## Begin Entries supplied

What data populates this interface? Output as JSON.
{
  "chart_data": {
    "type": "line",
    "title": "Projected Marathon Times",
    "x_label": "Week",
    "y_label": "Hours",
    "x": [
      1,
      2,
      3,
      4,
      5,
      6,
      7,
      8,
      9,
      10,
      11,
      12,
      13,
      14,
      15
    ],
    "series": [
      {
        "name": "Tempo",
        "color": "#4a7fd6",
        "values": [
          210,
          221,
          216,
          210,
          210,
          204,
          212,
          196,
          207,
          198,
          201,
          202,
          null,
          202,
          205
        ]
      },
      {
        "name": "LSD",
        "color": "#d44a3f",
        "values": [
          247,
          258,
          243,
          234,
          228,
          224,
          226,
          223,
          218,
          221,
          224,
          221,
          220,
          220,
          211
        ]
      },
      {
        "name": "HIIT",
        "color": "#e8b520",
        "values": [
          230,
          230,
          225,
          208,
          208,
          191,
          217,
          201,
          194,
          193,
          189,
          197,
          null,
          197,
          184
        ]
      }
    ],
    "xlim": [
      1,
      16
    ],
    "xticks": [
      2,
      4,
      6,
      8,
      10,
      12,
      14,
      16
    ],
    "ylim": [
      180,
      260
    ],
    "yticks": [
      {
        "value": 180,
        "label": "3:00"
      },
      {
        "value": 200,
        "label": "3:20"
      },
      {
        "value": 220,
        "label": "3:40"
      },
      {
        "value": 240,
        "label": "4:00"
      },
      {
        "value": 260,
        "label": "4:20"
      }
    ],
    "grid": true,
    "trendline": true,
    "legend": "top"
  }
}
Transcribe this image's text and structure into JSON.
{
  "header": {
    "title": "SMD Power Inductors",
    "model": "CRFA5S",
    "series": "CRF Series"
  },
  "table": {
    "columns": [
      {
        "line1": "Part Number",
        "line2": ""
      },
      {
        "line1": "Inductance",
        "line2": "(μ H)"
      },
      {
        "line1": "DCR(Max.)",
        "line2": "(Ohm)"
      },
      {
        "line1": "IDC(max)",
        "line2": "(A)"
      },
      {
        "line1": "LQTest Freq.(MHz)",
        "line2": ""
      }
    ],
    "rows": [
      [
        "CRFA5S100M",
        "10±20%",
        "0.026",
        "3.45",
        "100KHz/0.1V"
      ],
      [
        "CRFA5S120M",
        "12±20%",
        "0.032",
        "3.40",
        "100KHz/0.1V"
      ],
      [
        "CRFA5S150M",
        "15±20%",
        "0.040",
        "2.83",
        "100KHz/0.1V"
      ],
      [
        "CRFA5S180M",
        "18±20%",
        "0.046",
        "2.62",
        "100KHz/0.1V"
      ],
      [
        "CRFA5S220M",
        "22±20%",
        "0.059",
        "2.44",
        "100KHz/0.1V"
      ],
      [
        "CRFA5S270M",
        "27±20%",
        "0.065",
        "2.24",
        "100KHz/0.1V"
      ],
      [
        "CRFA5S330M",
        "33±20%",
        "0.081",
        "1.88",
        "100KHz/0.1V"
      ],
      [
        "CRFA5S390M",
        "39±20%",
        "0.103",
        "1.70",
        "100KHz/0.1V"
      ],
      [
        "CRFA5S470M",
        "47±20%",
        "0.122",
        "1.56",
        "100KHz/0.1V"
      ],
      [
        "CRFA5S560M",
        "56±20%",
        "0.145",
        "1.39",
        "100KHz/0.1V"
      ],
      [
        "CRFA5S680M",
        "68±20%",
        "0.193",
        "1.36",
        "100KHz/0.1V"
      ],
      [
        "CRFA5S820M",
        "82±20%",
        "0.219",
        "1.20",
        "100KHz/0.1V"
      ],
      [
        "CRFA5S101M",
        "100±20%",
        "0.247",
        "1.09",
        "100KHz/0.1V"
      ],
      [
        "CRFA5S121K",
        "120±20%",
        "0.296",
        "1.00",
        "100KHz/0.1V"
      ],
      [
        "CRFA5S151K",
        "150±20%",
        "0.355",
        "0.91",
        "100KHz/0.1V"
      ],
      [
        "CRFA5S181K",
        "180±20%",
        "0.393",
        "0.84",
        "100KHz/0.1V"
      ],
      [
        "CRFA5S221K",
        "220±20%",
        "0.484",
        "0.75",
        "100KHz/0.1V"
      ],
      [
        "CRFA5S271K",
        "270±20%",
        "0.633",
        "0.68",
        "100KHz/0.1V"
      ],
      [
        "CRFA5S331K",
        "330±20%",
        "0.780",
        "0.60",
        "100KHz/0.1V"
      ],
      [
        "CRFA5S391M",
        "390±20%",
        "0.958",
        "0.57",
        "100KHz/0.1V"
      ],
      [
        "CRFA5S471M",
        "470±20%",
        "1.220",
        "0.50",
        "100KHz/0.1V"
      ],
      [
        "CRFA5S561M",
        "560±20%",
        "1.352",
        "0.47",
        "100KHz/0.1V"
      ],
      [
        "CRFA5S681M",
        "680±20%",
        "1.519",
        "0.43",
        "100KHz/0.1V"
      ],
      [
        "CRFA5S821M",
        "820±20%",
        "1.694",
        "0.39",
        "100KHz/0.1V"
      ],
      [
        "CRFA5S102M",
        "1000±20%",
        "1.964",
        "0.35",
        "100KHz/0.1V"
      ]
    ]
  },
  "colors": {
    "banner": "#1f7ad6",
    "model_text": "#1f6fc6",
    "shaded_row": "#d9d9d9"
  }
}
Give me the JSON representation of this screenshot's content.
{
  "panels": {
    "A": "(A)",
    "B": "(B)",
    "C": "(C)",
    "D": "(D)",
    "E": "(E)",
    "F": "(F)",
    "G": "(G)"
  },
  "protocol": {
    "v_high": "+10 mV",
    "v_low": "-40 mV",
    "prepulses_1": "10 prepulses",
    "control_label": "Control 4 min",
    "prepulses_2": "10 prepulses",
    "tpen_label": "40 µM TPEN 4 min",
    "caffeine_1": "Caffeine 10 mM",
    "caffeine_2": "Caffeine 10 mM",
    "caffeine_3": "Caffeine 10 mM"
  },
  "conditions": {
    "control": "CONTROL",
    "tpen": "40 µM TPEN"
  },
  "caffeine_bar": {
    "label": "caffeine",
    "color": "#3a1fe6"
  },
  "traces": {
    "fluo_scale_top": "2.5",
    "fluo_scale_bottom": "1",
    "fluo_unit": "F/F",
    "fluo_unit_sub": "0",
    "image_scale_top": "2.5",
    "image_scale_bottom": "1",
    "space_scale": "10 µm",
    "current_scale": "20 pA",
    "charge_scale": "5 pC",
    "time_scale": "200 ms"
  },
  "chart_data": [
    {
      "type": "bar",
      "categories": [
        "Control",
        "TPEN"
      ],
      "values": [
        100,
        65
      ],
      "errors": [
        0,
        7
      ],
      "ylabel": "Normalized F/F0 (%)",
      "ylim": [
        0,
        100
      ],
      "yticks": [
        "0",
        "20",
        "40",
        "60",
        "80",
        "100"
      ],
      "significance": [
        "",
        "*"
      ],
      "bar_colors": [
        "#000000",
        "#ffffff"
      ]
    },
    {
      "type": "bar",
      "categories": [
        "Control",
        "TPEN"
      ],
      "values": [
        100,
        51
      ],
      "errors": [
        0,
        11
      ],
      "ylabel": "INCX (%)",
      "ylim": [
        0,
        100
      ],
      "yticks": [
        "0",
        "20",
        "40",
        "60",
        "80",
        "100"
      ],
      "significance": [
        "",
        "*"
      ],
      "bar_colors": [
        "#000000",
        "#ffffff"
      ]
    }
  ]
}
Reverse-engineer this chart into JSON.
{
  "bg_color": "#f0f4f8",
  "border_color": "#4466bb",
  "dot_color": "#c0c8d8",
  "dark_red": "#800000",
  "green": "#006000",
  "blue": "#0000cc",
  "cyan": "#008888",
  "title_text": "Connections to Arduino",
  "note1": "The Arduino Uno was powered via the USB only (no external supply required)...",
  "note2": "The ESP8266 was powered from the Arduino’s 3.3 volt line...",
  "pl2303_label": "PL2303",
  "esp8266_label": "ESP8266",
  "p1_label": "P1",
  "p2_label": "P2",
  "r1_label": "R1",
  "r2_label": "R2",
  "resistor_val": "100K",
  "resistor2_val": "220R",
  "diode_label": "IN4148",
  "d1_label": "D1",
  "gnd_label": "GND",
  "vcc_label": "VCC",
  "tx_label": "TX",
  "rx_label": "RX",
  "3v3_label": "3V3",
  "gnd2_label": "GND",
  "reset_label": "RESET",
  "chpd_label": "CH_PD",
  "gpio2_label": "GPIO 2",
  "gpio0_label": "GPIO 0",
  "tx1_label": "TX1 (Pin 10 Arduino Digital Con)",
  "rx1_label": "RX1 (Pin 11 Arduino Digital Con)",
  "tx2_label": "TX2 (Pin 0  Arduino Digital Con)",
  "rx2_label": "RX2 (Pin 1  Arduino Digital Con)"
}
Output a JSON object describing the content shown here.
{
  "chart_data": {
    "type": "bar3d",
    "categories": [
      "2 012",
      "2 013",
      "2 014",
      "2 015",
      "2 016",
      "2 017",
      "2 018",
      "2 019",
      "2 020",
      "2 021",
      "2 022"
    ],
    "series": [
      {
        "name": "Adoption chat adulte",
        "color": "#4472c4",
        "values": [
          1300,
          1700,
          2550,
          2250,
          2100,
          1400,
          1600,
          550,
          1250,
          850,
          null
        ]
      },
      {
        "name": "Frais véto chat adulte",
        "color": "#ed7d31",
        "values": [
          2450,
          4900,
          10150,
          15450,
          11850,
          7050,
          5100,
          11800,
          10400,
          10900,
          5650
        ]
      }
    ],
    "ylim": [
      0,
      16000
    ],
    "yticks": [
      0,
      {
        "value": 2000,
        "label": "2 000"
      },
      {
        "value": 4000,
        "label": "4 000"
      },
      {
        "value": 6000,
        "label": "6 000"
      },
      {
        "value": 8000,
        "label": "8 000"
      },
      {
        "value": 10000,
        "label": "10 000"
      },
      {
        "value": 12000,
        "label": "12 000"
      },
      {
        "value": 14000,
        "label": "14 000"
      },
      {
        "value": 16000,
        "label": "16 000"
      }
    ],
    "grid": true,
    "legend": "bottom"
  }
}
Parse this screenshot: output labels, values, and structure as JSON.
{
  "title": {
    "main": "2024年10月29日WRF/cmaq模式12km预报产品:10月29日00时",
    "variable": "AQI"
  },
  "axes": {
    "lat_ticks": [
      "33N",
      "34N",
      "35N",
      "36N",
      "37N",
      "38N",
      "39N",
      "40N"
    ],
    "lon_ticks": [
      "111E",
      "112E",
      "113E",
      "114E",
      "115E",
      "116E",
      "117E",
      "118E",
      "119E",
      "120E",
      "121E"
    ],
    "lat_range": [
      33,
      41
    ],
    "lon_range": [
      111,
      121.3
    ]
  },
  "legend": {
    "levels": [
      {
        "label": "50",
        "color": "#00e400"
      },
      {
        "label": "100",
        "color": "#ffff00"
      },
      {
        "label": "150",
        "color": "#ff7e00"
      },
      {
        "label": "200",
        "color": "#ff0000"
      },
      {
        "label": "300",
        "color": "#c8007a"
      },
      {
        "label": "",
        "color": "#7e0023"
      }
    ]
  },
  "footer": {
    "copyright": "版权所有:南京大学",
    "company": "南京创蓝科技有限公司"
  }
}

## End Entries supplied

Stated goal -> Of all the lines in the entries, how many contain the word "Digital"? Give only the number.

Final result -> 4